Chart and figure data
****

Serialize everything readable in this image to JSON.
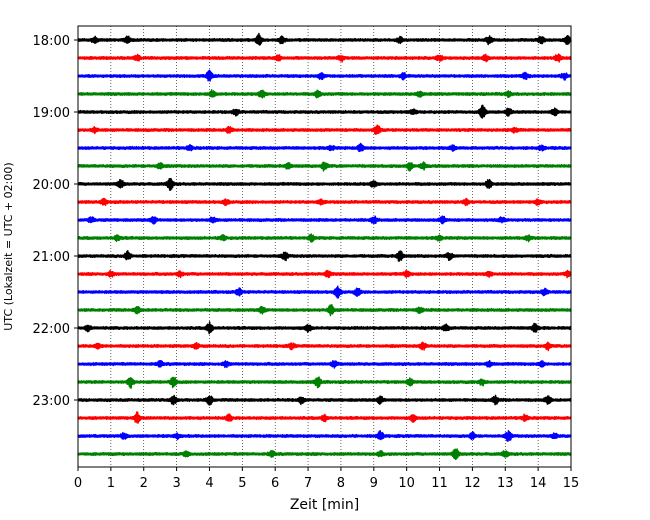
{
  "chart_data": {
    "type": "line",
    "title": "",
    "xlabel": "Zeit  [min]",
    "ylabel": "UTC (Lokalzeit = UTC + 02:00)",
    "xlim": [
      0,
      15
    ],
    "x_ticks": [
      "0",
      "1",
      "2",
      "3",
      "4",
      "5",
      "6",
      "7",
      "8",
      "9",
      "10",
      "11",
      "12",
      "13",
      "14",
      "15"
    ],
    "y_tick_labels": [
      "18:00",
      "19:00",
      "20:00",
      "21:00",
      "22:00",
      "23:00"
    ],
    "grid": "vertical dotted lines at each minute",
    "legend": "none",
    "trace_interval_minutes": 15,
    "trace_start_times": [
      "18:00",
      "18:15",
      "18:30",
      "18:45",
      "19:00",
      "19:15",
      "19:30",
      "19:45",
      "20:00",
      "20:15",
      "20:30",
      "20:45",
      "21:00",
      "21:15",
      "21:30",
      "21:45",
      "22:00",
      "22:15",
      "22:30",
      "22:45",
      "23:00",
      "23:15",
      "23:30",
      "23:45"
    ],
    "color_cycle": [
      "#000000",
      "#ff0000",
      "#0000ff",
      "#008000"
    ],
    "bursts": [
      [
        [
          0.5,
          0.7
        ],
        [
          1.5,
          0.8
        ],
        [
          5.5,
          1.3
        ],
        [
          6.2,
          0.8
        ],
        [
          9.8,
          0.6
        ],
        [
          12.5,
          0.9
        ],
        [
          14.1,
          0.9
        ],
        [
          14.9,
          1.0
        ]
      ],
      [
        [
          1.8,
          0.7
        ],
        [
          6.1,
          0.6
        ],
        [
          8.0,
          0.7
        ],
        [
          11.0,
          0.6
        ],
        [
          12.4,
          0.6
        ],
        [
          14.6,
          0.8
        ]
      ],
      [
        [
          4.0,
          1.2
        ],
        [
          7.4,
          0.7
        ],
        [
          9.9,
          0.7
        ],
        [
          13.6,
          0.7
        ],
        [
          14.8,
          0.7
        ]
      ],
      [
        [
          4.1,
          0.9
        ],
        [
          5.6,
          1.0
        ],
        [
          7.3,
          0.8
        ],
        [
          10.4,
          0.6
        ],
        [
          13.1,
          0.6
        ]
      ],
      [
        [
          4.8,
          0.7
        ],
        [
          10.2,
          0.6
        ],
        [
          12.3,
          1.6
        ],
        [
          13.1,
          0.8
        ],
        [
          14.5,
          0.8
        ]
      ],
      [
        [
          0.5,
          0.6
        ],
        [
          4.6,
          0.8
        ],
        [
          9.1,
          1.1
        ],
        [
          13.3,
          0.5
        ]
      ],
      [
        [
          3.4,
          0.6
        ],
        [
          7.7,
          0.6
        ],
        [
          8.6,
          0.9
        ],
        [
          11.4,
          0.5
        ],
        [
          14.1,
          0.5
        ]
      ],
      [
        [
          2.5,
          0.7
        ],
        [
          6.4,
          0.7
        ],
        [
          7.5,
          1.0
        ],
        [
          10.1,
          1.0
        ],
        [
          10.5,
          0.7
        ]
      ],
      [
        [
          1.3,
          1.0
        ],
        [
          2.8,
          1.4
        ],
        [
          9.0,
          0.8
        ],
        [
          12.5,
          0.9
        ]
      ],
      [
        [
          0.8,
          0.6
        ],
        [
          4.5,
          0.6
        ],
        [
          7.4,
          0.6
        ],
        [
          11.8,
          0.6
        ],
        [
          14.0,
          0.6
        ]
      ],
      [
        [
          0.4,
          0.6
        ],
        [
          2.3,
          0.7
        ],
        [
          4.1,
          0.6
        ],
        [
          9.0,
          0.8
        ],
        [
          11.1,
          0.8
        ],
        [
          12.9,
          0.6
        ]
      ],
      [
        [
          1.2,
          0.6
        ],
        [
          4.4,
          0.6
        ],
        [
          7.1,
          0.7
        ],
        [
          11.0,
          0.6
        ],
        [
          13.7,
          0.6
        ]
      ],
      [
        [
          1.5,
          1.0
        ],
        [
          6.3,
          0.9
        ],
        [
          9.8,
          1.3
        ],
        [
          11.3,
          0.8
        ]
      ],
      [
        [
          1.0,
          0.6
        ],
        [
          3.1,
          0.6
        ],
        [
          7.6,
          0.7
        ],
        [
          10.0,
          0.6
        ],
        [
          12.5,
          0.6
        ],
        [
          14.9,
          0.6
        ]
      ],
      [
        [
          4.9,
          0.8
        ],
        [
          7.9,
          1.3
        ],
        [
          8.5,
          0.8
        ],
        [
          14.2,
          0.7
        ]
      ],
      [
        [
          1.8,
          0.7
        ],
        [
          5.6,
          0.7
        ],
        [
          7.7,
          1.1
        ],
        [
          10.4,
          0.6
        ]
      ],
      [
        [
          0.3,
          0.6
        ],
        [
          4.0,
          1.2
        ],
        [
          7.0,
          0.8
        ],
        [
          11.2,
          0.8
        ],
        [
          13.9,
          1.1
        ]
      ],
      [
        [
          0.6,
          0.6
        ],
        [
          3.6,
          0.6
        ],
        [
          6.5,
          0.6
        ],
        [
          10.5,
          0.8
        ],
        [
          14.3,
          0.8
        ]
      ],
      [
        [
          2.5,
          0.6
        ],
        [
          4.5,
          0.6
        ],
        [
          7.8,
          0.7
        ],
        [
          12.5,
          0.6
        ],
        [
          14.1,
          0.6
        ]
      ],
      [
        [
          1.6,
          1.2
        ],
        [
          2.9,
          1.2
        ],
        [
          7.3,
          1.2
        ],
        [
          10.1,
          0.7
        ],
        [
          12.3,
          0.7
        ]
      ],
      [
        [
          2.9,
          1.0
        ],
        [
          4.0,
          1.2
        ],
        [
          6.8,
          0.8
        ],
        [
          9.2,
          0.8
        ],
        [
          12.7,
          0.9
        ],
        [
          14.3,
          0.8
        ]
      ],
      [
        [
          1.8,
          1.2
        ],
        [
          4.6,
          0.7
        ],
        [
          7.5,
          0.7
        ],
        [
          10.2,
          0.7
        ],
        [
          13.6,
          0.7
        ]
      ],
      [
        [
          1.4,
          0.7
        ],
        [
          3.0,
          0.6
        ],
        [
          9.2,
          1.0
        ],
        [
          12.0,
          0.7
        ],
        [
          13.1,
          1.2
        ],
        [
          14.5,
          0.6
        ]
      ],
      [
        [
          3.3,
          0.6
        ],
        [
          5.9,
          0.6
        ],
        [
          9.2,
          0.5
        ],
        [
          11.5,
          1.3
        ],
        [
          13.0,
          0.7
        ]
      ]
    ]
  }
}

****

Omit the pictures and reproduce the listing exactly.

Serialize everything readable in this image to JSON.
{
  "chart_data": {
    "type": "line",
    "title": "",
    "xlabel": "Zeit  [min]",
    "ylabel": "UTC (Lokalzeit = UTC + 02:00)",
    "xlim": [
      0,
      15
    ],
    "x_ticks": [
      "0",
      "1",
      "2",
      "3",
      "4",
      "5",
      "6",
      "7",
      "8",
      "9",
      "10",
      "11",
      "12",
      "13",
      "14",
      "15"
    ],
    "y_tick_labels": [
      "18:00",
      "19:00",
      "20:00",
      "21:00",
      "22:00",
      "23:00"
    ],
    "grid": "vertical dotted lines at each minute",
    "legend": "none",
    "trace_interval_minutes": 15,
    "trace_start_times": [
      "18:00",
      "18:15",
      "18:30",
      "18:45",
      "19:00",
      "19:15",
      "19:30",
      "19:45",
      "20:00",
      "20:15",
      "20:30",
      "20:45",
      "21:00",
      "21:15",
      "21:30",
      "21:45",
      "22:00",
      "22:15",
      "22:30",
      "22:45",
      "23:00",
      "23:15",
      "23:30",
      "23:45"
    ],
    "color_cycle": [
      "#000000",
      "#ff0000",
      "#0000ff",
      "#008000"
    ],
    "bursts": [
      [
        [
          0.5,
          0.7
        ],
        [
          1.5,
          0.8
        ],
        [
          5.5,
          1.3
        ],
        [
          6.2,
          0.8
        ],
        [
          9.8,
          0.6
        ],
        [
          12.5,
          0.9
        ],
        [
          14.1,
          0.9
        ],
        [
          14.9,
          1.0
        ]
      ],
      [
        [
          1.8,
          0.7
        ],
        [
          6.1,
          0.6
        ],
        [
          8.0,
          0.7
        ],
        [
          11.0,
          0.6
        ],
        [
          12.4,
          0.6
        ],
        [
          14.6,
          0.8
        ]
      ],
      [
        [
          4.0,
          1.2
        ],
        [
          7.4,
          0.7
        ],
        [
          9.9,
          0.7
        ],
        [
          13.6,
          0.7
        ],
        [
          14.8,
          0.7
        ]
      ],
      [
        [
          4.1,
          0.9
        ],
        [
          5.6,
          1.0
        ],
        [
          7.3,
          0.8
        ],
        [
          10.4,
          0.6
        ],
        [
          13.1,
          0.6
        ]
      ],
      [
        [
          4.8,
          0.7
        ],
        [
          10.2,
          0.6
        ],
        [
          12.3,
          1.6
        ],
        [
          13.1,
          0.8
        ],
        [
          14.5,
          0.8
        ]
      ],
      [
        [
          0.5,
          0.6
        ],
        [
          4.6,
          0.8
        ],
        [
          9.1,
          1.1
        ],
        [
          13.3,
          0.5
        ]
      ],
      [
        [
          3.4,
          0.6
        ],
        [
          7.7,
          0.6
        ],
        [
          8.6,
          0.9
        ],
        [
          11.4,
          0.5
        ],
        [
          14.1,
          0.5
        ]
      ],
      [
        [
          2.5,
          0.7
        ],
        [
          6.4,
          0.7
        ],
        [
          7.5,
          1.0
        ],
        [
          10.1,
          1.0
        ],
        [
          10.5,
          0.7
        ]
      ],
      [
        [
          1.3,
          1.0
        ],
        [
          2.8,
          1.4
        ],
        [
          9.0,
          0.8
        ],
        [
          12.5,
          0.9
        ]
      ],
      [
        [
          0.8,
          0.6
        ],
        [
          4.5,
          0.6
        ],
        [
          7.4,
          0.6
        ],
        [
          11.8,
          0.6
        ],
        [
          14.0,
          0.6
        ]
      ],
      [
        [
          0.4,
          0.6
        ],
        [
          2.3,
          0.7
        ],
        [
          4.1,
          0.6
        ],
        [
          9.0,
          0.8
        ],
        [
          11.1,
          0.8
        ],
        [
          12.9,
          0.6
        ]
      ],
      [
        [
          1.2,
          0.6
        ],
        [
          4.4,
          0.6
        ],
        [
          7.1,
          0.7
        ],
        [
          11.0,
          0.6
        ],
        [
          13.7,
          0.6
        ]
      ],
      [
        [
          1.5,
          1.0
        ],
        [
          6.3,
          0.9
        ],
        [
          9.8,
          1.3
        ],
        [
          11.3,
          0.8
        ]
      ],
      [
        [
          1.0,
          0.6
        ],
        [
          3.1,
          0.6
        ],
        [
          7.6,
          0.7
        ],
        [
          10.0,
          0.6
        ],
        [
          12.5,
          0.6
        ],
        [
          14.9,
          0.6
        ]
      ],
      [
        [
          4.9,
          0.8
        ],
        [
          7.9,
          1.3
        ],
        [
          8.5,
          0.8
        ],
        [
          14.2,
          0.7
        ]
      ],
      [
        [
          1.8,
          0.7
        ],
        [
          5.6,
          0.7
        ],
        [
          7.7,
          1.1
        ],
        [
          10.4,
          0.6
        ]
      ],
      [
        [
          0.3,
          0.6
        ],
        [
          4.0,
          1.2
        ],
        [
          7.0,
          0.8
        ],
        [
          11.2,
          0.8
        ],
        [
          13.9,
          1.1
        ]
      ],
      [
        [
          0.6,
          0.6
        ],
        [
          3.6,
          0.6
        ],
        [
          6.5,
          0.6
        ],
        [
          10.5,
          0.8
        ],
        [
          14.3,
          0.8
        ]
      ],
      [
        [
          2.5,
          0.6
        ],
        [
          4.5,
          0.6
        ],
        [
          7.8,
          0.7
        ],
        [
          12.5,
          0.6
        ],
        [
          14.1,
          0.6
        ]
      ],
      [
        [
          1.6,
          1.2
        ],
        [
          2.9,
          1.2
        ],
        [
          7.3,
          1.2
        ],
        [
          10.1,
          0.7
        ],
        [
          12.3,
          0.7
        ]
      ],
      [
        [
          2.9,
          1.0
        ],
        [
          4.0,
          1.2
        ],
        [
          6.8,
          0.8
        ],
        [
          9.2,
          0.8
        ],
        [
          12.7,
          0.9
        ],
        [
          14.3,
          0.8
        ]
      ],
      [
        [
          1.8,
          1.2
        ],
        [
          4.6,
          0.7
        ],
        [
          7.5,
          0.7
        ],
        [
          10.2,
          0.7
        ],
        [
          13.6,
          0.7
        ]
      ],
      [
        [
          1.4,
          0.7
        ],
        [
          3.0,
          0.6
        ],
        [
          9.2,
          1.0
        ],
        [
          12.0,
          0.7
        ],
        [
          13.1,
          1.2
        ],
        [
          14.5,
          0.6
        ]
      ],
      [
        [
          3.3,
          0.6
        ],
        [
          5.9,
          0.6
        ],
        [
          9.2,
          0.5
        ],
        [
          11.5,
          1.3
        ],
        [
          13.0,
          0.7
        ]
      ]
    ]
  }
}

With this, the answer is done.